Pictures stay out of the copy; restate everything else in the material exactly.

[The records start]

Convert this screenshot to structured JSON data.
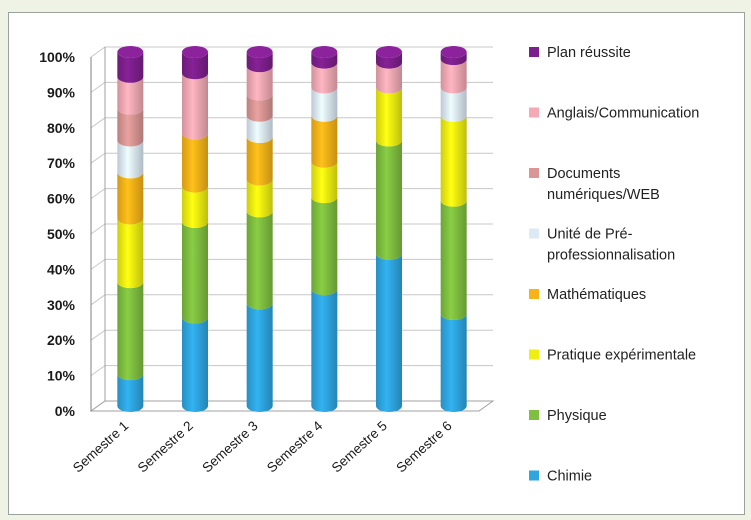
{
  "chart_data": {
    "type": "bar",
    "stacked": true,
    "percent": true,
    "categories": [
      "Semestre 1",
      "Semestre 2",
      "Semestre 3",
      "Semestre 4",
      "Semestre 5",
      "Semestre 6"
    ],
    "y_ticks": [
      "0%",
      "10%",
      "20%",
      "30%",
      "40%",
      "50%",
      "60%",
      "70%",
      "80%",
      "90%",
      "100%"
    ],
    "ylim": [
      0,
      100
    ],
    "legend_position": "right",
    "series": [
      {
        "name": "Chimie",
        "color": "#2ea6e0",
        "values": [
          9,
          25,
          29,
          33,
          43,
          26
        ]
      },
      {
        "name": "Physique",
        "color": "#7fbf3f",
        "values": [
          26,
          27,
          26,
          26,
          32,
          32
        ]
      },
      {
        "name": "Pratique expérimentale",
        "color": "#eeee11",
        "values": [
          18,
          10,
          9,
          10,
          15,
          24
        ]
      },
      {
        "name": "Mathématiques",
        "color": "#f7b318",
        "values": [
          13,
          15,
          12,
          13,
          0,
          0
        ]
      },
      {
        "name": "Unité de Pré-professionnalisation",
        "color": "#dceaf6",
        "values": [
          9,
          0,
          6,
          8,
          0,
          8
        ]
      },
      {
        "name": "Documents numériques/WEB",
        "color": "#d99694",
        "values": [
          9,
          0,
          6,
          0,
          0,
          0
        ]
      },
      {
        "name": "Anglais/Communication",
        "color": "#f4a9b4",
        "values": [
          9,
          17,
          8,
          7,
          7,
          8
        ]
      },
      {
        "name": "Plan réussite",
        "color": "#7d1f8c",
        "values": [
          7,
          6,
          4,
          3,
          3,
          2
        ]
      }
    ],
    "legend": [
      {
        "lines": [
          "Plan réussite"
        ],
        "color": "#7d1f8c"
      },
      {
        "lines": [
          "Anglais/Communication"
        ],
        "color": "#f4a9b4"
      },
      {
        "lines": [
          "Documents",
          "numériques/WEB"
        ],
        "color": "#d99694"
      },
      {
        "lines": [
          "Unité de Pré-",
          "professionnalisation"
        ],
        "color": "#dceaf6"
      },
      {
        "lines": [
          "Mathématiques"
        ],
        "color": "#f7b318"
      },
      {
        "lines": [
          "Pratique expérimentale"
        ],
        "color": "#eeee11"
      },
      {
        "lines": [
          "Physique"
        ],
        "color": "#7fbf3f"
      },
      {
        "lines": [
          "Chimie"
        ],
        "color": "#2ea6e0"
      }
    ]
  }
}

[The records end]

▶ [Exercise output]:
Convert this screenshot to structured JSON data.
{
  "chart_data": {
    "type": "bar",
    "stacked": true,
    "percent": true,
    "categories": [
      "Semestre 1",
      "Semestre 2",
      "Semestre 3",
      "Semestre 4",
      "Semestre 5",
      "Semestre 6"
    ],
    "y_ticks": [
      "0%",
      "10%",
      "20%",
      "30%",
      "40%",
      "50%",
      "60%",
      "70%",
      "80%",
      "90%",
      "100%"
    ],
    "ylim": [
      0,
      100
    ],
    "legend_position": "right",
    "series": [
      {
        "name": "Chimie",
        "color": "#2ea6e0",
        "values": [
          9,
          25,
          29,
          33,
          43,
          26
        ]
      },
      {
        "name": "Physique",
        "color": "#7fbf3f",
        "values": [
          26,
          27,
          26,
          26,
          32,
          32
        ]
      },
      {
        "name": "Pratique expérimentale",
        "color": "#eeee11",
        "values": [
          18,
          10,
          9,
          10,
          15,
          24
        ]
      },
      {
        "name": "Mathématiques",
        "color": "#f7b318",
        "values": [
          13,
          15,
          12,
          13,
          0,
          0
        ]
      },
      {
        "name": "Unité de Pré-professionnalisation",
        "color": "#dceaf6",
        "values": [
          9,
          0,
          6,
          8,
          0,
          8
        ]
      },
      {
        "name": "Documents numériques/WEB",
        "color": "#d99694",
        "values": [
          9,
          0,
          6,
          0,
          0,
          0
        ]
      },
      {
        "name": "Anglais/Communication",
        "color": "#f4a9b4",
        "values": [
          9,
          17,
          8,
          7,
          7,
          8
        ]
      },
      {
        "name": "Plan réussite",
        "color": "#7d1f8c",
        "values": [
          7,
          6,
          4,
          3,
          3,
          2
        ]
      }
    ],
    "legend": [
      {
        "lines": [
          "Plan réussite"
        ],
        "color": "#7d1f8c"
      },
      {
        "lines": [
          "Anglais/Communication"
        ],
        "color": "#f4a9b4"
      },
      {
        "lines": [
          "Documents",
          "numériques/WEB"
        ],
        "color": "#d99694"
      },
      {
        "lines": [
          "Unité de Pré-",
          "professionnalisation"
        ],
        "color": "#dceaf6"
      },
      {
        "lines": [
          "Mathématiques"
        ],
        "color": "#f7b318"
      },
      {
        "lines": [
          "Pratique expérimentale"
        ],
        "color": "#eeee11"
      },
      {
        "lines": [
          "Physique"
        ],
        "color": "#7fbf3f"
      },
      {
        "lines": [
          "Chimie"
        ],
        "color": "#2ea6e0"
      }
    ]
  }
}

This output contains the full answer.